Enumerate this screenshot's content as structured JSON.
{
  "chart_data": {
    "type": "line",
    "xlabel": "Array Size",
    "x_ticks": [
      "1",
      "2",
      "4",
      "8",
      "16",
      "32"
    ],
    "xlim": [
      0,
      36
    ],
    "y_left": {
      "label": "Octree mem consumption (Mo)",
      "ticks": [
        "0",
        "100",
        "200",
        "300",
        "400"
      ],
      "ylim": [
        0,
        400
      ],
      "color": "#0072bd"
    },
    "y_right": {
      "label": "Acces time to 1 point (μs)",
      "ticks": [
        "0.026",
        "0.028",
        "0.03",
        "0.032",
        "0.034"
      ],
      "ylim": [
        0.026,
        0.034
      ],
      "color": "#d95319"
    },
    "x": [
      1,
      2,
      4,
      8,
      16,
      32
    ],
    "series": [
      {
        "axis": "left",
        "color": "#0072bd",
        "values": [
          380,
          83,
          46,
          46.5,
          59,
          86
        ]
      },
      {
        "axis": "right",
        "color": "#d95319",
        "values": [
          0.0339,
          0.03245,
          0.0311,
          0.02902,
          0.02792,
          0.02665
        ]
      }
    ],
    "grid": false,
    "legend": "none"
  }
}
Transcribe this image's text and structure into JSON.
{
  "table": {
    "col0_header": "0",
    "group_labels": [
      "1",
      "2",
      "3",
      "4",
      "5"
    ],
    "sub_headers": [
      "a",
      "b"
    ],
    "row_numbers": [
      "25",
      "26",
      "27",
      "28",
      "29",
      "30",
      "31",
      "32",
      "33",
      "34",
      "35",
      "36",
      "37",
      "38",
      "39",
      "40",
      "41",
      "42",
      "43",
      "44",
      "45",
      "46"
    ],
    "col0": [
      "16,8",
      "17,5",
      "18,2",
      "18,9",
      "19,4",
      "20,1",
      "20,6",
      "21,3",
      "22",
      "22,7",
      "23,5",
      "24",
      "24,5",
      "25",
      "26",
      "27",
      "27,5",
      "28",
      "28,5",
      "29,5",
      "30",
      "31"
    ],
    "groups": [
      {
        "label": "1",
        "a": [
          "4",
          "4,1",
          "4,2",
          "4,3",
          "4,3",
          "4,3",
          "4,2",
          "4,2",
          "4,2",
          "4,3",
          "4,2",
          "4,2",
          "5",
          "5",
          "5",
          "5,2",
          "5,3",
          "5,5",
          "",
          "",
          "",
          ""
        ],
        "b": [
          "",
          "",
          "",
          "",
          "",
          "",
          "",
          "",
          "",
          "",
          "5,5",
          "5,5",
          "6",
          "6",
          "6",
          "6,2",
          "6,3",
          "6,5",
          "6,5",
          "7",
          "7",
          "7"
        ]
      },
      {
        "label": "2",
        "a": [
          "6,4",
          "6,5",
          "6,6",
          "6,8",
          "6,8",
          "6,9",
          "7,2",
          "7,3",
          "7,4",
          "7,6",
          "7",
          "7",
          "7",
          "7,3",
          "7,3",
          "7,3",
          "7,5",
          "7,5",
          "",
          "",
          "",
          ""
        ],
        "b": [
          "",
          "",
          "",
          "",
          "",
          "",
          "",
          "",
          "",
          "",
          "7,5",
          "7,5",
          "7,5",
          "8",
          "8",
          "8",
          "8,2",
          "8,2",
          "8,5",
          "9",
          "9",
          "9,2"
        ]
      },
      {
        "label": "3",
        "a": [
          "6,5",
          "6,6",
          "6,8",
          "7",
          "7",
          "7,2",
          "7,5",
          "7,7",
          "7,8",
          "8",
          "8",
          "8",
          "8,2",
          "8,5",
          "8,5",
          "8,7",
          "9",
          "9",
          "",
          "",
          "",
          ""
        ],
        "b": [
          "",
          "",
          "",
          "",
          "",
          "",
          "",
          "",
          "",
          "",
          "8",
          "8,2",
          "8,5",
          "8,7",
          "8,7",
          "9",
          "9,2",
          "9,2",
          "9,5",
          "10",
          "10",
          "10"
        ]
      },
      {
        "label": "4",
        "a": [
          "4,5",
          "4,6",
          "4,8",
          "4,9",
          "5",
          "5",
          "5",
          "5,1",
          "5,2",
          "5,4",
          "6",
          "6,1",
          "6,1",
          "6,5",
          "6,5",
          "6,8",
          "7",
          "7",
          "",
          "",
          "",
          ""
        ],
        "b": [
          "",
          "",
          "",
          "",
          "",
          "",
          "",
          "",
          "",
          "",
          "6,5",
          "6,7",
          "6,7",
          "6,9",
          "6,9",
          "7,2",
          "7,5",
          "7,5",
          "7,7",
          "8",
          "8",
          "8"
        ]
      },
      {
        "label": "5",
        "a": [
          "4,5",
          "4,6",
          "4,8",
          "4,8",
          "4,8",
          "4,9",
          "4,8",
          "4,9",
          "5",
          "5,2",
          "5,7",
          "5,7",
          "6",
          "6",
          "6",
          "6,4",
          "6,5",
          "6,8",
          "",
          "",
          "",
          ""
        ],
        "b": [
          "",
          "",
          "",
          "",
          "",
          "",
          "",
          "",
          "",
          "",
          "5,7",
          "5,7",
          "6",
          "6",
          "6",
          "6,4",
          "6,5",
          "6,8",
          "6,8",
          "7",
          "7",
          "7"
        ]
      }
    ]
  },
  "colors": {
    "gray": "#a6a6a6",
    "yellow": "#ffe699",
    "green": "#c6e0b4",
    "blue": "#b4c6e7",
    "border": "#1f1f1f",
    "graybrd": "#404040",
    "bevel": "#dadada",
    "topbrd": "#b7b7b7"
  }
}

________________________

> _Given task_:
Repeat the entries above exactly, leaving nothing out.

> _Response to the exercise_:
Enumerate this screenshot's content as structured JSON.
{
  "chart_data": {
    "type": "line",
    "xlabel": "Array Size",
    "x_ticks": [
      "1",
      "2",
      "4",
      "8",
      "16",
      "32"
    ],
    "xlim": [
      0,
      36
    ],
    "y_left": {
      "label": "Octree mem consumption (Mo)",
      "ticks": [
        "0",
        "100",
        "200",
        "300",
        "400"
      ],
      "ylim": [
        0,
        400
      ],
      "color": "#0072bd"
    },
    "y_right": {
      "label": "Acces time to 1 point (μs)",
      "ticks": [
        "0.026",
        "0.028",
        "0.03",
        "0.032",
        "0.034"
      ],
      "ylim": [
        0.026,
        0.034
      ],
      "color": "#d95319"
    },
    "x": [
      1,
      2,
      4,
      8,
      16,
      32
    ],
    "series": [
      {
        "axis": "left",
        "color": "#0072bd",
        "values": [
          380,
          83,
          46,
          46.5,
          59,
          86
        ]
      },
      {
        "axis": "right",
        "color": "#d95319",
        "values": [
          0.0339,
          0.03245,
          0.0311,
          0.02902,
          0.02792,
          0.02665
        ]
      }
    ],
    "grid": false,
    "legend": "none"
  }
}
Transcribe this image's text and structure into JSON.
{
  "table": {
    "col0_header": "0",
    "group_labels": [
      "1",
      "2",
      "3",
      "4",
      "5"
    ],
    "sub_headers": [
      "a",
      "b"
    ],
    "row_numbers": [
      "25",
      "26",
      "27",
      "28",
      "29",
      "30",
      "31",
      "32",
      "33",
      "34",
      "35",
      "36",
      "37",
      "38",
      "39",
      "40",
      "41",
      "42",
      "43",
      "44",
      "45",
      "46"
    ],
    "col0": [
      "16,8",
      "17,5",
      "18,2",
      "18,9",
      "19,4",
      "20,1",
      "20,6",
      "21,3",
      "22",
      "22,7",
      "23,5",
      "24",
      "24,5",
      "25",
      "26",
      "27",
      "27,5",
      "28",
      "28,5",
      "29,5",
      "30",
      "31"
    ],
    "groups": [
      {
        "label": "1",
        "a": [
          "4",
          "4,1",
          "4,2",
          "4,3",
          "4,3",
          "4,3",
          "4,2",
          "4,2",
          "4,2",
          "4,3",
          "4,2",
          "4,2",
          "5",
          "5",
          "5",
          "5,2",
          "5,3",
          "5,5",
          "",
          "",
          "",
          ""
        ],
        "b": [
          "",
          "",
          "",
          "",
          "",
          "",
          "",
          "",
          "",
          "",
          "5,5",
          "5,5",
          "6",
          "6",
          "6",
          "6,2",
          "6,3",
          "6,5",
          "6,5",
          "7",
          "7",
          "7"
        ]
      },
      {
        "label": "2",
        "a": [
          "6,4",
          "6,5",
          "6,6",
          "6,8",
          "6,8",
          "6,9",
          "7,2",
          "7,3",
          "7,4",
          "7,6",
          "7",
          "7",
          "7",
          "7,3",
          "7,3",
          "7,3",
          "7,5",
          "7,5",
          "",
          "",
          "",
          ""
        ],
        "b": [
          "",
          "",
          "",
          "",
          "",
          "",
          "",
          "",
          "",
          "",
          "7,5",
          "7,5",
          "7,5",
          "8",
          "8",
          "8",
          "8,2",
          "8,2",
          "8,5",
          "9",
          "9",
          "9,2"
        ]
      },
      {
        "label": "3",
        "a": [
          "6,5",
          "6,6",
          "6,8",
          "7",
          "7",
          "7,2",
          "7,5",
          "7,7",
          "7,8",
          "8",
          "8",
          "8",
          "8,2",
          "8,5",
          "8,5",
          "8,7",
          "9",
          "9",
          "",
          "",
          "",
          ""
        ],
        "b": [
          "",
          "",
          "",
          "",
          "",
          "",
          "",
          "",
          "",
          "",
          "8",
          "8,2",
          "8,5",
          "8,7",
          "8,7",
          "9",
          "9,2",
          "9,2",
          "9,5",
          "10",
          "10",
          "10"
        ]
      },
      {
        "label": "4",
        "a": [
          "4,5",
          "4,6",
          "4,8",
          "4,9",
          "5",
          "5",
          "5",
          "5,1",
          "5,2",
          "5,4",
          "6",
          "6,1",
          "6,1",
          "6,5",
          "6,5",
          "6,8",
          "7",
          "7",
          "",
          "",
          "",
          ""
        ],
        "b": [
          "",
          "",
          "",
          "",
          "",
          "",
          "",
          "",
          "",
          "",
          "6,5",
          "6,7",
          "6,7",
          "6,9",
          "6,9",
          "7,2",
          "7,5",
          "7,5",
          "7,7",
          "8",
          "8",
          "8"
        ]
      },
      {
        "label": "5",
        "a": [
          "4,5",
          "4,6",
          "4,8",
          "4,8",
          "4,8",
          "4,9",
          "4,8",
          "4,9",
          "5",
          "5,2",
          "5,7",
          "5,7",
          "6",
          "6",
          "6",
          "6,4",
          "6,5",
          "6,8",
          "",
          "",
          "",
          ""
        ],
        "b": [
          "",
          "",
          "",
          "",
          "",
          "",
          "",
          "",
          "",
          "",
          "5,7",
          "5,7",
          "6",
          "6",
          "6",
          "6,4",
          "6,5",
          "6,8",
          "6,8",
          "7",
          "7",
          "7"
        ]
      }
    ]
  },
  "colors": {
    "gray": "#a6a6a6",
    "yellow": "#ffe699",
    "green": "#c6e0b4",
    "blue": "#b4c6e7",
    "border": "#1f1f1f",
    "graybrd": "#404040",
    "bevel": "#dadada",
    "topbrd": "#b7b7b7"
  }
}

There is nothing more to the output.